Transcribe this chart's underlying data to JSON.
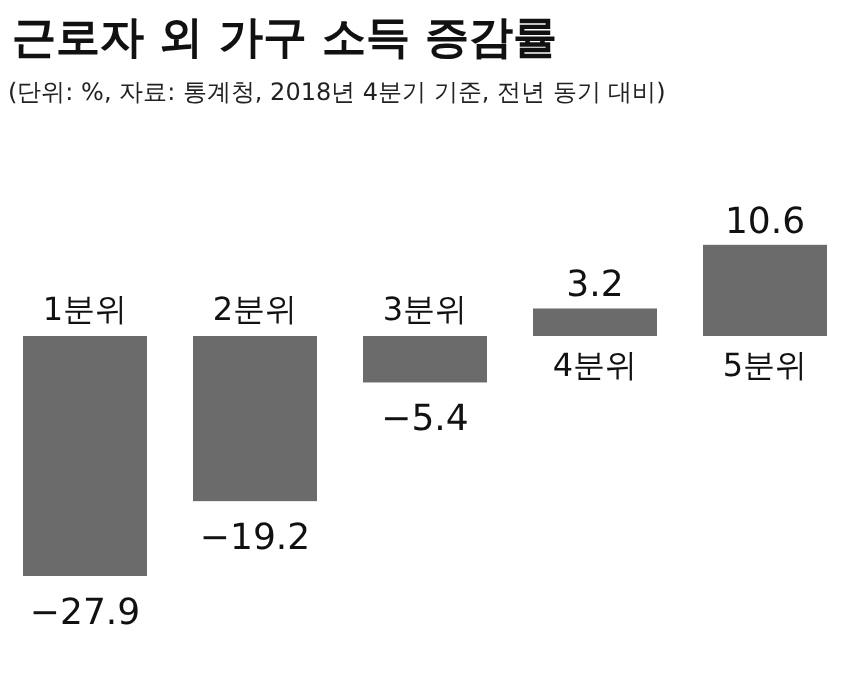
{
  "chart_data": {
    "type": "bar",
    "title": "근로자 외 가구 소득 증감률",
    "subtitle": "(단위: %, 자료: 통계청, 2018년 4분기 기준, 전년 동기 대비)",
    "categories": [
      "1분위",
      "2분위",
      "3분위",
      "4분위",
      "5분위"
    ],
    "values": [
      -27.9,
      -19.2,
      -5.4,
      3.2,
      10.6
    ],
    "color": "#6b6b6b",
    "data_labels": true
  }
}
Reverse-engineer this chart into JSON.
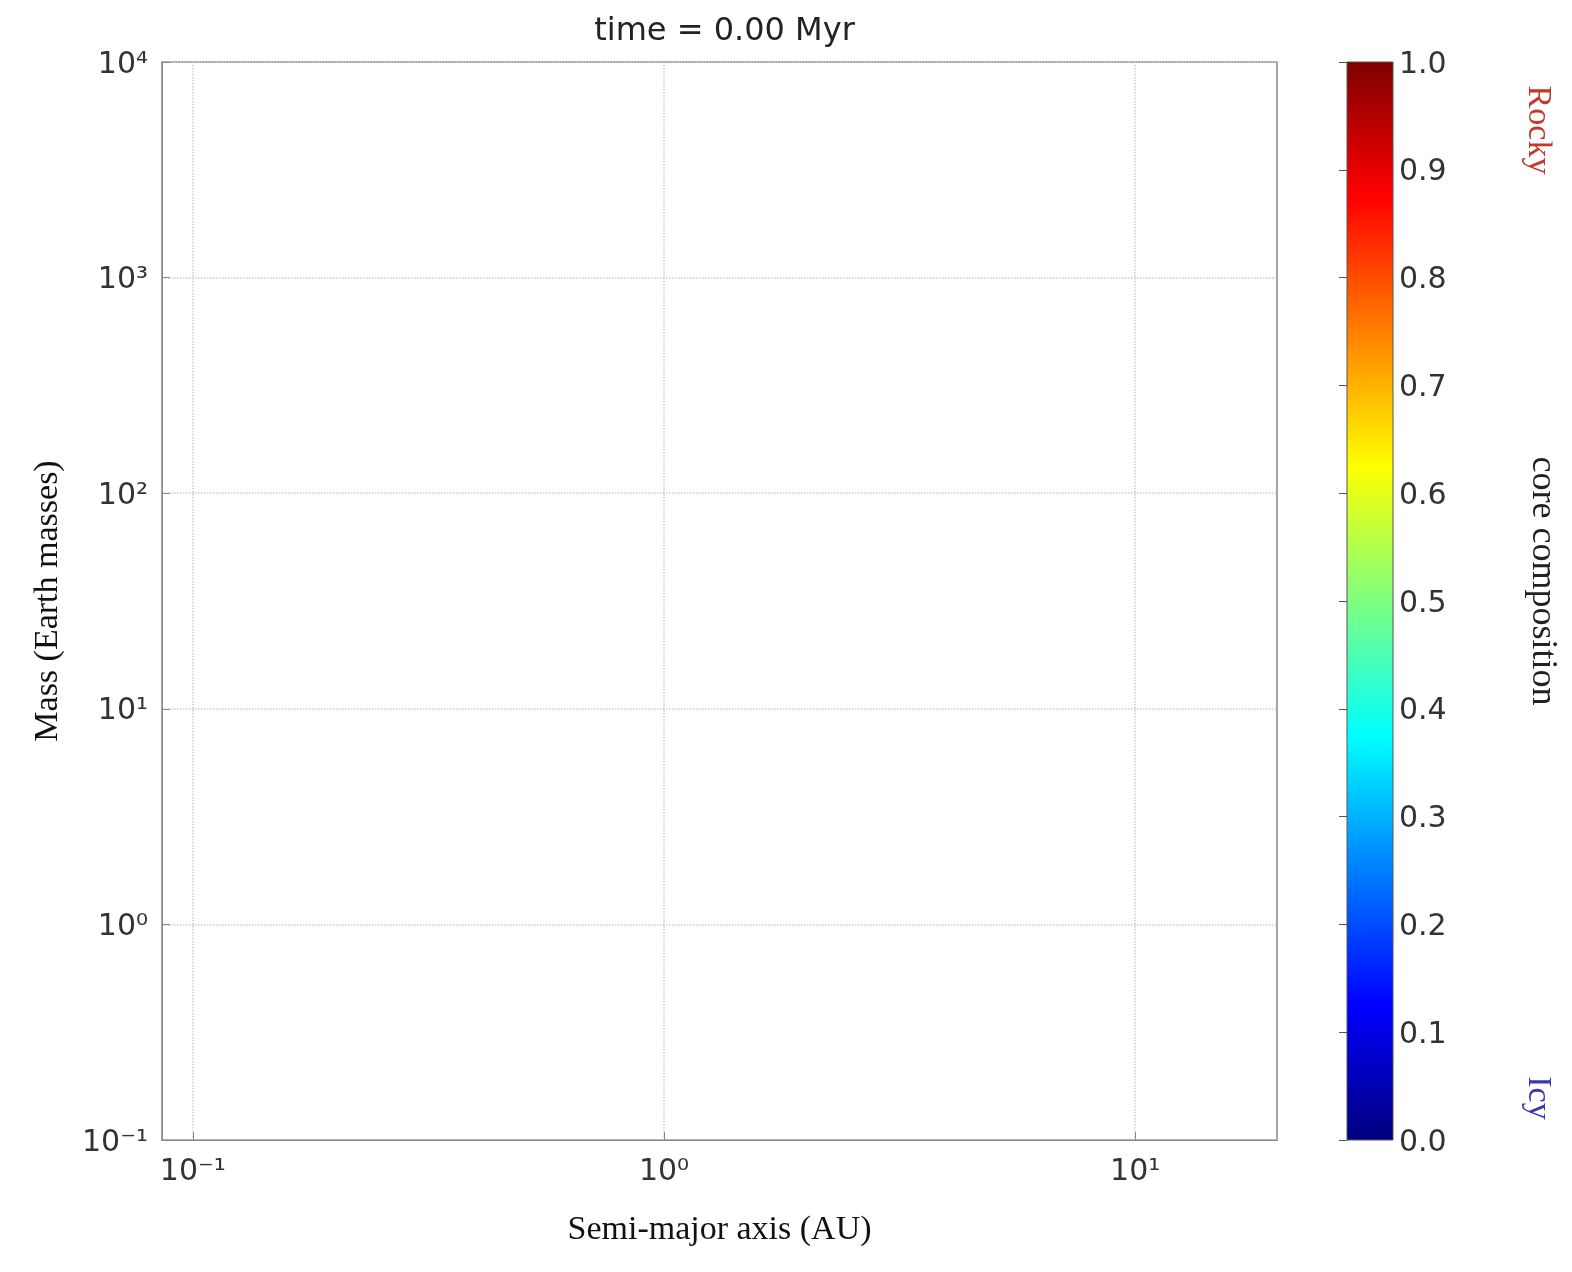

--------

# [What you have to do]
Go through the listing above and write it all out exactly, leaving out any picture.

# [Complete response]
Transcribe this chart's underlying data to JSON.
{
  "chart_data": {
    "type": "bar",
    "title": "근로자 외 가구 소득 증감률",
    "subtitle": "(단위: %, 자료: 통계청, 2018년 4분기 기준, 전년 동기 대비)",
    "categories": [
      "1분위",
      "2분위",
      "3분위",
      "4분위",
      "5분위"
    ],
    "values": [
      -27.9,
      -19.2,
      -5.4,
      3.2,
      10.6
    ],
    "color": "#6b6b6b",
    "data_labels": true
  }
}
Reverse-engineer this chart into JSON.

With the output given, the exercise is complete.